# Headlight restoration (for complete noob)



## rwb (Jul 5, 2011)

Hi 

Right then: tell me about headlight restoration!

First things first: have I got this right?
The headlights are supplied with a UV protective film coating and it's this that has deteriorated.
Polishing will remove the film coating, but this means that a new protection against UV is required, and must be re-applied periodically.

Therefore headlight restoration locks you in to needing to apply UV sealant regularly.

For sealant I see Gtechniq G5 being used, but I do not see that this has the required UV protection?

Is it something I could do myself given that I have no experience? Or will I just make a horrible mess?
What do I need?
I'm anticipating some sort of abrasive paper and polish?
Or am I better off with a kit?

TIA.


----------



## Ste T (Jul 17, 2008)

Meguiar's G2970EU Two-Step Headlight Restoration Kit was used the other day by a pro member on here with great results and its only £30

https://amzn.to/2McWP7n

FOUND IT
https://www.detailingworld.co.uk/fo...ght=Meguiars+2+step+Headlight+Restoration+Kit


----------



## Itstony (Jan 19, 2018)

This has been asked so many times and TBH you will see loads of info already replied to on this. Just take a few minutes over the last few pages.:thumb:


----------



## Andyblue (Jun 20, 2017)

detailR did a thread on here recently about this and def worth a read.

Edit: Ste T has linked to the thread above :thumb:


----------



## rwb (Jul 5, 2011)

Nope. I don't get it.

What do I need?
What do I do with it?

And am I correct about the necessity of re-applying sealant frequently?

Is there any agreement about recommended sealant?


----------



## BsrGT (May 20, 2019)

Just use whatever you have with UV protection. Personally I use 303 aerospace protectant. That kept my lights not going cloudy for years, providing I re-coat every 3 months or so.


----------



## Crackfox (Mar 17, 2019)

UV resistant clear coat and some wet & dry.

Sent from my SM-G960F using Tapatalk


----------



## Autoglym (Apr 10, 2008)

This may help guide you


----------



## percymon (Jun 27, 2007)

Meguiars or the Autoglym kit work very well.

Somewhat depends on what condition the lenses are in to start with, as to whether you need abrasive papers or not.

I used a kit from Aldi on son's Fiesta, and whilst only 7 months on, they look as they did the day they were polished/sealed. Car lives outside and is normally parked south facing so it had plenty of UV and other weather thrown at it in the time period.

*Records provided*.

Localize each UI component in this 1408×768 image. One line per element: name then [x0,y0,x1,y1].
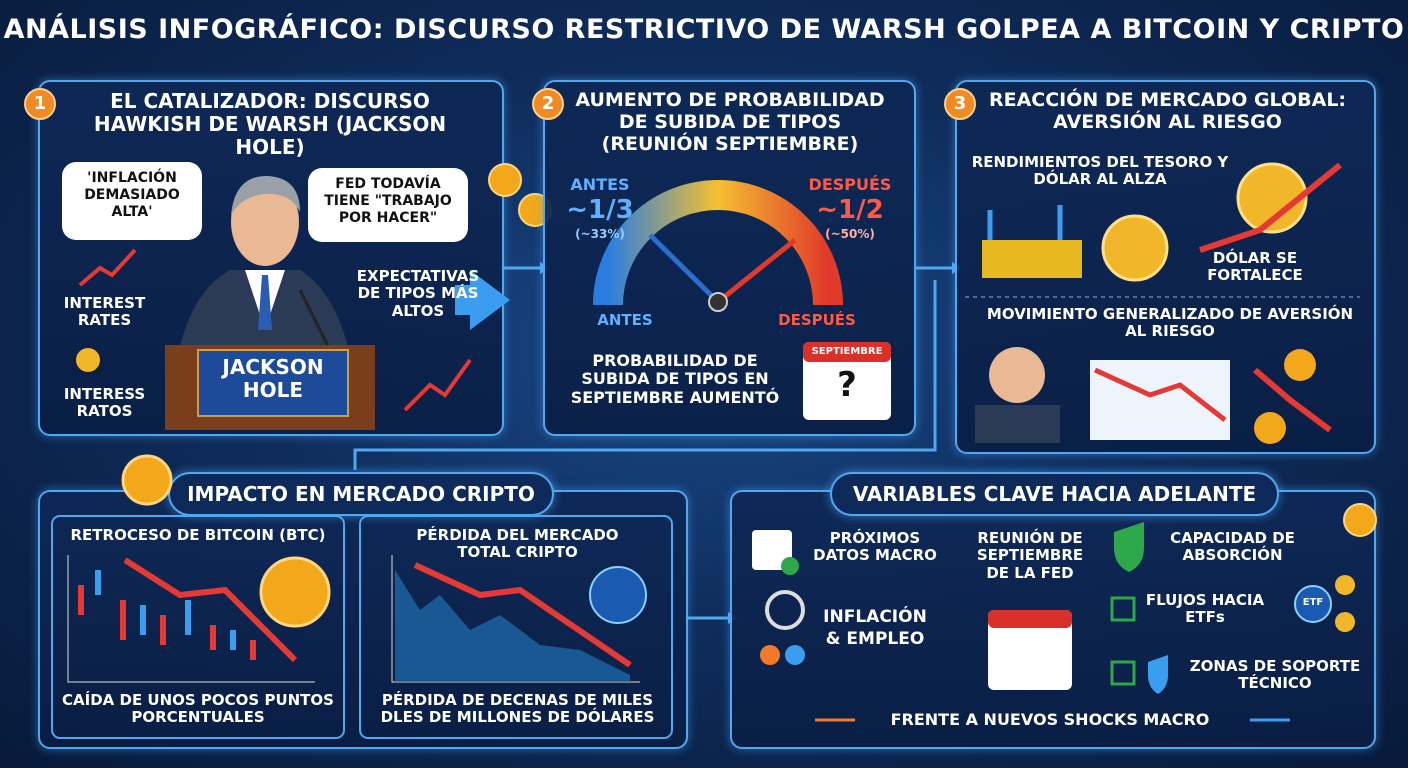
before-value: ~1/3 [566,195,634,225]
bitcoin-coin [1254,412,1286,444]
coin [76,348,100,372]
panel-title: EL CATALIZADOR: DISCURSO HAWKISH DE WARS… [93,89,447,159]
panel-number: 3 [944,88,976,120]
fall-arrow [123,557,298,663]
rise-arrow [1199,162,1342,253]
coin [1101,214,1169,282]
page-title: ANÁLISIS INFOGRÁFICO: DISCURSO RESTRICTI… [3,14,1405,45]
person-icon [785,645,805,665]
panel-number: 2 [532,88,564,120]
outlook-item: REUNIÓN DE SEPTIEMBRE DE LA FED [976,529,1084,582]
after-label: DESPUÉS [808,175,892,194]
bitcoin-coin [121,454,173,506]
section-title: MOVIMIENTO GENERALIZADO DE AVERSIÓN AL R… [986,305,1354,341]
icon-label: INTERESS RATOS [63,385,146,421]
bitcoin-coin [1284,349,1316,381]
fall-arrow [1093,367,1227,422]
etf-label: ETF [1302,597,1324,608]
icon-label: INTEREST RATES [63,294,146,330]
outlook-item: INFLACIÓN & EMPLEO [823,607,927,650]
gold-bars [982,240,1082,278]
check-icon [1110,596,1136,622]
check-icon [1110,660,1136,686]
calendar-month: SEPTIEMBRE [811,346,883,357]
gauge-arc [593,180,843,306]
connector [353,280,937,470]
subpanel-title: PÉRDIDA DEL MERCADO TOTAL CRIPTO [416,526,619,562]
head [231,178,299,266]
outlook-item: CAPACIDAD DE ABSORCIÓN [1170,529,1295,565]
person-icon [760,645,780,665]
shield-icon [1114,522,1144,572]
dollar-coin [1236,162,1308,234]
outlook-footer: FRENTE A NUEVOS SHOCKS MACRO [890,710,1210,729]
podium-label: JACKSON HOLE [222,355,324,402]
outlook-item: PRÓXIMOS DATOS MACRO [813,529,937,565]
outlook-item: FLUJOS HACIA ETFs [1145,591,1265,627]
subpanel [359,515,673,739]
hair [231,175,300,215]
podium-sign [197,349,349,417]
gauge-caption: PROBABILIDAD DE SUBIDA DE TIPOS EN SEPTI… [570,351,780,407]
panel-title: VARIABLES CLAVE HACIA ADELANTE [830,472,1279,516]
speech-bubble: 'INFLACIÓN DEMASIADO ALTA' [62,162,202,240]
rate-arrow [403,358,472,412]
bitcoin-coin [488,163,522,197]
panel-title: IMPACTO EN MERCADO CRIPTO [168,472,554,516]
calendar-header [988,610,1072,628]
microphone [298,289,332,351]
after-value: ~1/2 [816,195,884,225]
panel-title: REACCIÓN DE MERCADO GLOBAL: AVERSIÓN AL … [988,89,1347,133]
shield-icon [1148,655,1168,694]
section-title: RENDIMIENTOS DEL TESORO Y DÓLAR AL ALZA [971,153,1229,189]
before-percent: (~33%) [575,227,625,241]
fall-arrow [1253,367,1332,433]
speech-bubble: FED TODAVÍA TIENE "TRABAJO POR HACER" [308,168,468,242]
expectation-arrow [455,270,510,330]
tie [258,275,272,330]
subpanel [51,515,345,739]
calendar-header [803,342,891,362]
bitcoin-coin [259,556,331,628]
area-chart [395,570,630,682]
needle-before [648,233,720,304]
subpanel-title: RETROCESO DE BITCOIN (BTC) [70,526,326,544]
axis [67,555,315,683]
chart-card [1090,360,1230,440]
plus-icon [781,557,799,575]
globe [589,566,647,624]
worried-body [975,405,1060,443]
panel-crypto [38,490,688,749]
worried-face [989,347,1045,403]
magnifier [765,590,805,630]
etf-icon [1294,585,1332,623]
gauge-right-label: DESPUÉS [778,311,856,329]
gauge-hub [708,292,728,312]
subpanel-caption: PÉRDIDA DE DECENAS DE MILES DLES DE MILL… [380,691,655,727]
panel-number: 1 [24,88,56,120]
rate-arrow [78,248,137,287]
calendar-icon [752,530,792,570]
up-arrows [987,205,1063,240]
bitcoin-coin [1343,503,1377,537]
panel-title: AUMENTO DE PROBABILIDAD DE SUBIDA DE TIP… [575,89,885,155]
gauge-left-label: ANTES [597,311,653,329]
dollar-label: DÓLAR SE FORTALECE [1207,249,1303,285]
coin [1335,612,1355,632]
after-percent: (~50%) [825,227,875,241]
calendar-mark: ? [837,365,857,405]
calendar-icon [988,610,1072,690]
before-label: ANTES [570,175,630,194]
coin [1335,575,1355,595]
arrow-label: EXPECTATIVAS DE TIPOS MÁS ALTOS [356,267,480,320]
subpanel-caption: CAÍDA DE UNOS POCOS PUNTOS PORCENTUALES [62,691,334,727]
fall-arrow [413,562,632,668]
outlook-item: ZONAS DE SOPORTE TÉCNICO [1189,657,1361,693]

==

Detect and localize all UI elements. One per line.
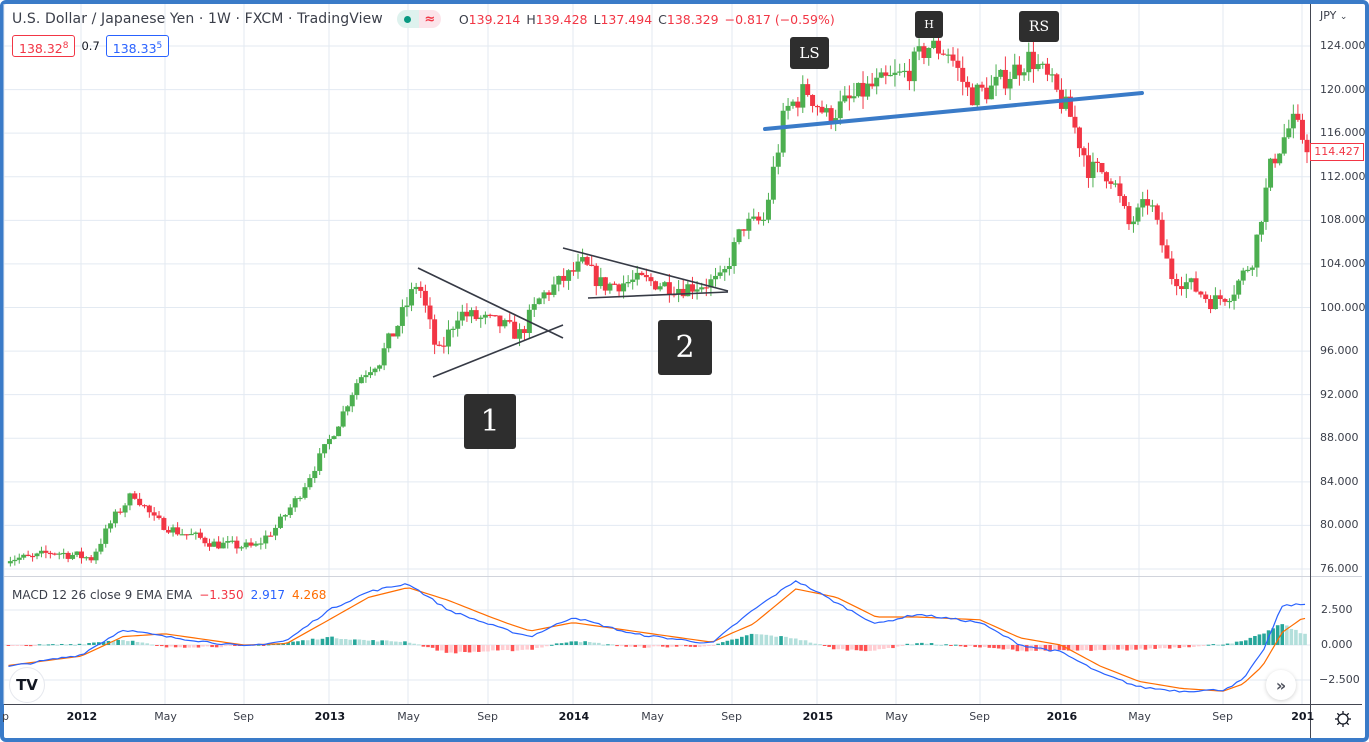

* * *

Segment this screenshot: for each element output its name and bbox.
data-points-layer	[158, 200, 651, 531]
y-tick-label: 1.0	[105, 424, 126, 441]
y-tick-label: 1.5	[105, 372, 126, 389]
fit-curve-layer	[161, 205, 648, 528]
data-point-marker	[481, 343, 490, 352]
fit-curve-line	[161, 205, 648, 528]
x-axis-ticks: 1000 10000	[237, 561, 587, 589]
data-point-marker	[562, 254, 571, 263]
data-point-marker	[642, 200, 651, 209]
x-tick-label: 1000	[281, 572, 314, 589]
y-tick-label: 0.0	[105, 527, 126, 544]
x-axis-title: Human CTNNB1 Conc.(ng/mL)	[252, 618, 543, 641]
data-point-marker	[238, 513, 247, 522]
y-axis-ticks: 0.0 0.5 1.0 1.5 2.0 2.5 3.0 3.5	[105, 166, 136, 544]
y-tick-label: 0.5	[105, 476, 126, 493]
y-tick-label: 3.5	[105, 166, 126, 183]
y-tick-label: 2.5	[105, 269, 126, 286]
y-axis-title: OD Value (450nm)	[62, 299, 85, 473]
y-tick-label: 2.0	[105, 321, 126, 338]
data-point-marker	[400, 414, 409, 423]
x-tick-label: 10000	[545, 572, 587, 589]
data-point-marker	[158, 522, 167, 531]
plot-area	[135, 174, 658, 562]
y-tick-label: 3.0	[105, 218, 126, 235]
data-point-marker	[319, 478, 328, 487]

*What the task requires*. Carry the headlight restoration forum thread forward from its final post.

*Response*.
----------



## rwb (Jul 5, 2011)

Thank you @percymon I can do that 

(Is there a like/thank button on here? There is on this BB software at peugetoforums.com.)

In the mean time I've found someone who can do the sanding/polishing for £30 a time, but he doesn't apply sealant (which seems crazy). So that's the remaining problem: what product to use for UV protection and how often to re-apply?


----------



## stonejedi (Feb 2, 2008)

rwb said:


> Thank you @percymon I can do that
> 
> (Is there a like/thank button on here? There is on this BB software at peugetoforums.com.)
> 
> In the mean time I've found someone who can do the sanding/polishing for £30 a time, but he doesn't apply sealant (which seems crazy). So that's the remaining problem: what product to use for UV protection and how often to re-apply?


Just get the Autoglym kit above or similar 3M kit etc...I have used both and they both work very well just follow the instructions completely and you will be fine.In all honesty its quite a simple process to achieve quality results.SJ.


----------



## stonejedi (Feb 2, 2008)

Heres a headlight correction that me and my wife done on my Clio.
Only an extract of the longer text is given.